» **WRITTEN TASK**: Return each line holding the string "manuelle".

» **GIVEN INFORMATION**:
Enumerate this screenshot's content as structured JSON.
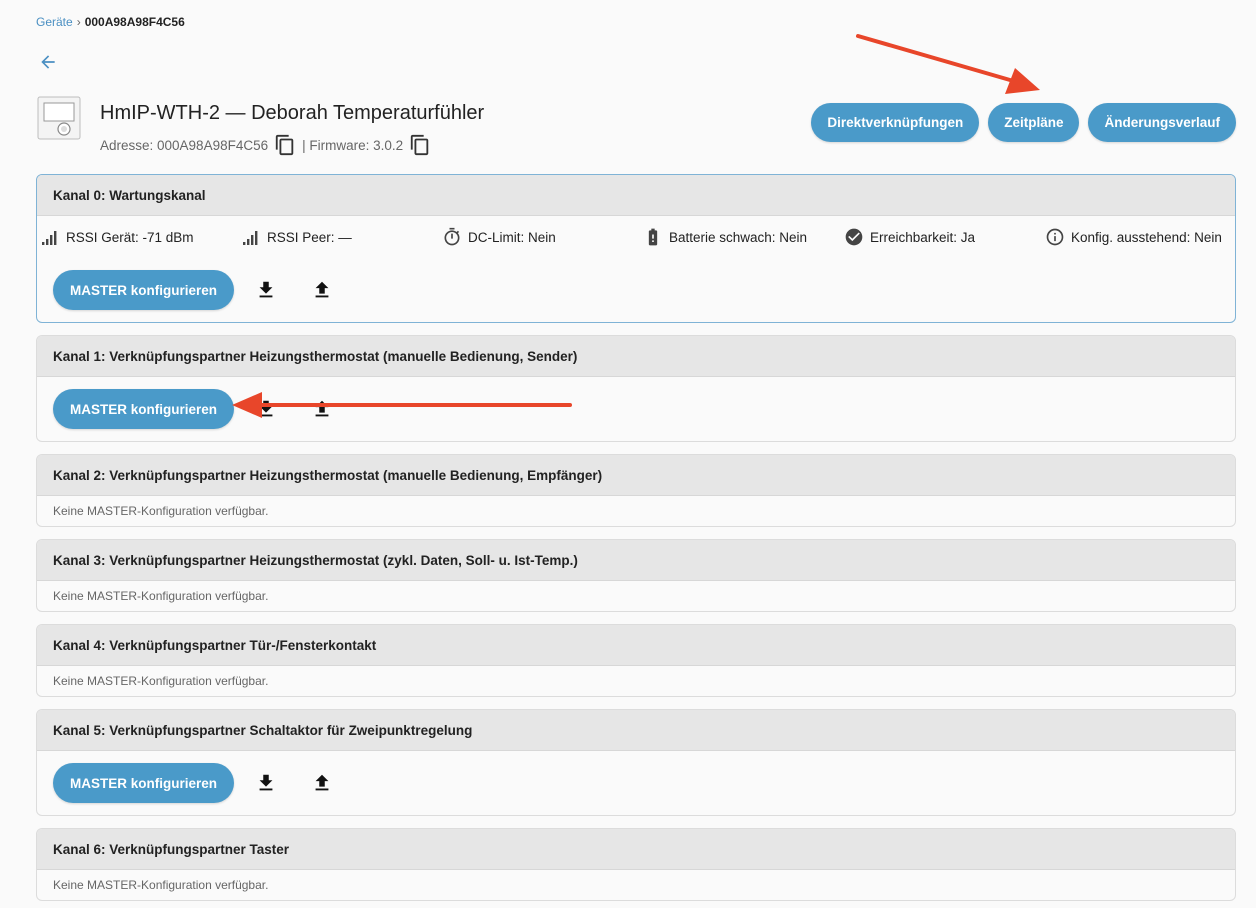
{
  "breadcrumb": {
    "parent": "Geräte",
    "separator": "›",
    "current": "000A98A98F4C56"
  },
  "device": {
    "title": "HmIP-WTH-2 — Deborah Temperaturfühler",
    "address_label": "Adresse: 000A98A98F4C56",
    "firmware_label": "| Firmware: 3.0.2"
  },
  "header_actions": {
    "direct_links": "Direktverknüpfungen",
    "schedules": "Zeitpläne",
    "history": "Änderungsverlauf"
  },
  "status": {
    "rssi_device": "RSSI Gerät: -71 dBm",
    "rssi_peer": "RSSI Peer: —",
    "dc_limit": "DC-Limit: Nein",
    "battery_low": "Batterie schwach: Nein",
    "reachability": "Erreichbarkeit: Ja",
    "config_pending": "Konfig. ausstehend: Nein"
  },
  "master_button_label": "MASTER konfigurieren",
  "empty_label": "Keine MASTER-Konfiguration verfügbar.",
  "channels": [
    {
      "title": "Kanal 0: Wartungskanal"
    },
    {
      "title": "Kanal 1: Verknüpfungspartner Heizungsthermostat (manuelle Bedienung, Sender)"
    },
    {
      "title": "Kanal 2: Verknüpfungspartner Heizungsthermostat (manuelle Bedienung, Empfänger)"
    },
    {
      "title": "Kanal 3: Verknüpfungspartner Heizungsthermostat (zykl. Daten, Soll- u. Ist-Temp.)"
    },
    {
      "title": "Kanal 4: Verknüpfungspartner Tür-/Fensterkontakt"
    },
    {
      "title": "Kanal 5: Verknüpfungspartner Schaltaktor für Zweipunktregelung"
    },
    {
      "title": "Kanal 6: Verknüpfungspartner Taster"
    }
  ],
  "colors": {
    "accent": "#4a9ac9",
    "annotation": "#e8462a"
  },
  "icons": [
    "back-arrow-icon",
    "copy-icon",
    "signal-icon",
    "timer-icon",
    "battery-icon",
    "check-circle-icon",
    "info-icon",
    "download-icon",
    "upload-icon"
  ]
}
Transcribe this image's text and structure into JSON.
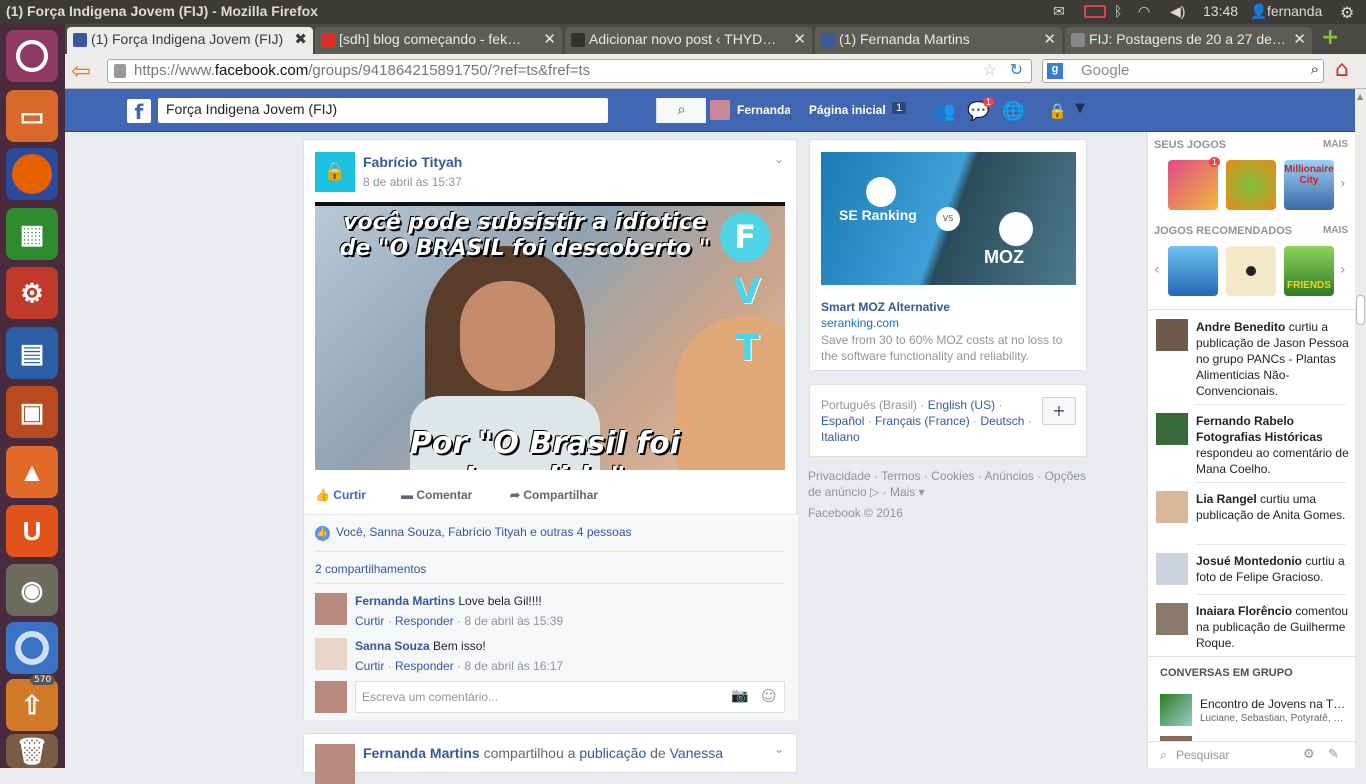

» **WRITTEN SOLUTION**:
      "title": "Kanal 1: Verknüpfungspartner Heizungsthermostat (manuelle Bedienung, Sender)"
      "title": "Kanal 2: Verknüpfungspartner Heizungsthermostat (manuelle Bedienung, Empfänger)"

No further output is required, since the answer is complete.